Written task:
Note each line of the listing that contains the string "subtitle", and copy it.

----

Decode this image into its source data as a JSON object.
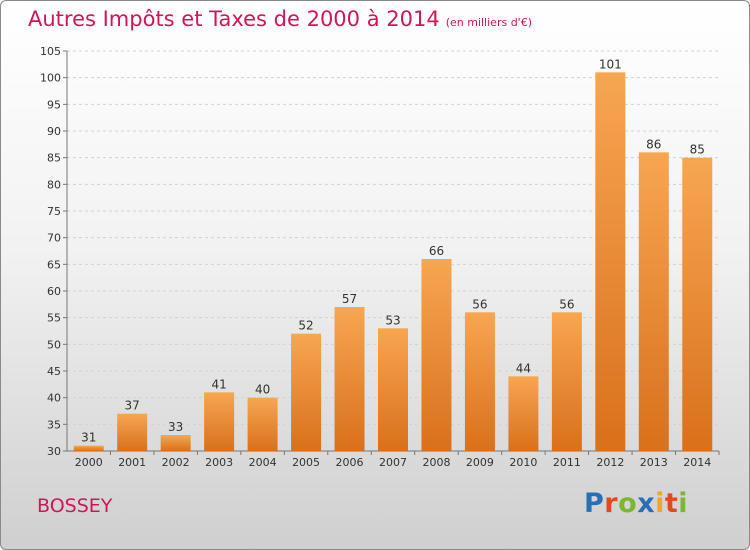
{
  "header": {
    "title": "Autres Impôts et Taxes de 2000 à 2014",
    "subtitle": "(en milliers d'€)"
  },
  "footer": {
    "place": "BOSSEY",
    "logo_text": "Proxiti"
  },
  "colors": {
    "title": "#d4145a",
    "bar_top": "#f7a652",
    "bar_bottom": "#d9701b",
    "logo_letters": [
      "#2a6fb5",
      "#e8471c",
      "#7cb82f",
      "#2a6fb5",
      "#f2a81d",
      "#e8471c",
      "#7cb82f"
    ]
  },
  "chart_data": {
    "type": "bar",
    "title": "Autres Impôts et Taxes de 2000 à 2014",
    "subtitle": "(en milliers d'€)",
    "categories": [
      "2000",
      "2001",
      "2002",
      "2003",
      "2004",
      "2005",
      "2006",
      "2007",
      "2008",
      "2009",
      "2010",
      "2011",
      "2012",
      "2013",
      "2014"
    ],
    "values": [
      31,
      37,
      33,
      41,
      40,
      52,
      57,
      53,
      66,
      56,
      44,
      56,
      101,
      86,
      85
    ],
    "data_labels": [
      "31",
      "37",
      "33",
      "41",
      "40",
      "52",
      "57",
      "53",
      "66",
      "56",
      "44",
      "56",
      "101",
      "86",
      "85"
    ],
    "yticks": [
      30,
      35,
      40,
      45,
      50,
      55,
      60,
      65,
      70,
      75,
      80,
      85,
      90,
      95,
      100,
      105
    ],
    "ylim": [
      30,
      105
    ],
    "xlabel": "",
    "ylabel": "",
    "grid": true,
    "legend": "none"
  }
}
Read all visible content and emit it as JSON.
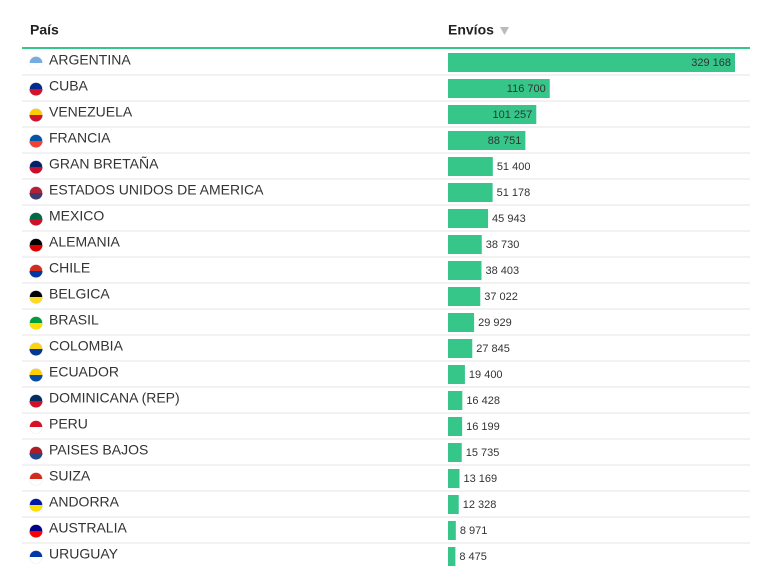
{
  "chart_data": {
    "type": "bar",
    "orientation": "horizontal",
    "category_header": "País",
    "value_header": "Envíos",
    "categories": [
      "ARGENTINA",
      "CUBA",
      "VENEZUELA",
      "FRANCIA",
      "GRAN BRETAÑA",
      "ESTADOS UNIDOS DE AMERICA",
      "MEXICO",
      "ALEMANIA",
      "CHILE",
      "BELGICA",
      "BRASIL",
      "COLOMBIA",
      "ECUADOR",
      "DOMINICANA (REP)",
      "PERU",
      "PAISES BAJOS",
      "SUIZA",
      "ANDORRA",
      "AUSTRALIA",
      "URUGUAY"
    ],
    "values": [
      329168,
      116700,
      101257,
      88751,
      51400,
      51178,
      45943,
      38730,
      38403,
      37022,
      29929,
      27845,
      19400,
      16428,
      16199,
      15735,
      13169,
      12328,
      8971,
      8475
    ],
    "value_labels": [
      "329 168",
      "116 700",
      "101 257",
      "88 751",
      "51 400",
      "51 178",
      "45 943",
      "38 730",
      "38 403",
      "37 022",
      "29 929",
      "27 845",
      "19 400",
      "16 428",
      "16 199",
      "15 735",
      "13 169",
      "12 328",
      "8 971",
      "8 475"
    ],
    "color": "#36c68a"
  }
}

----

Answer for this exercise:
    "subtitle": "(en milliers d'€)"
    "subtitle": "(en milliers d'€)",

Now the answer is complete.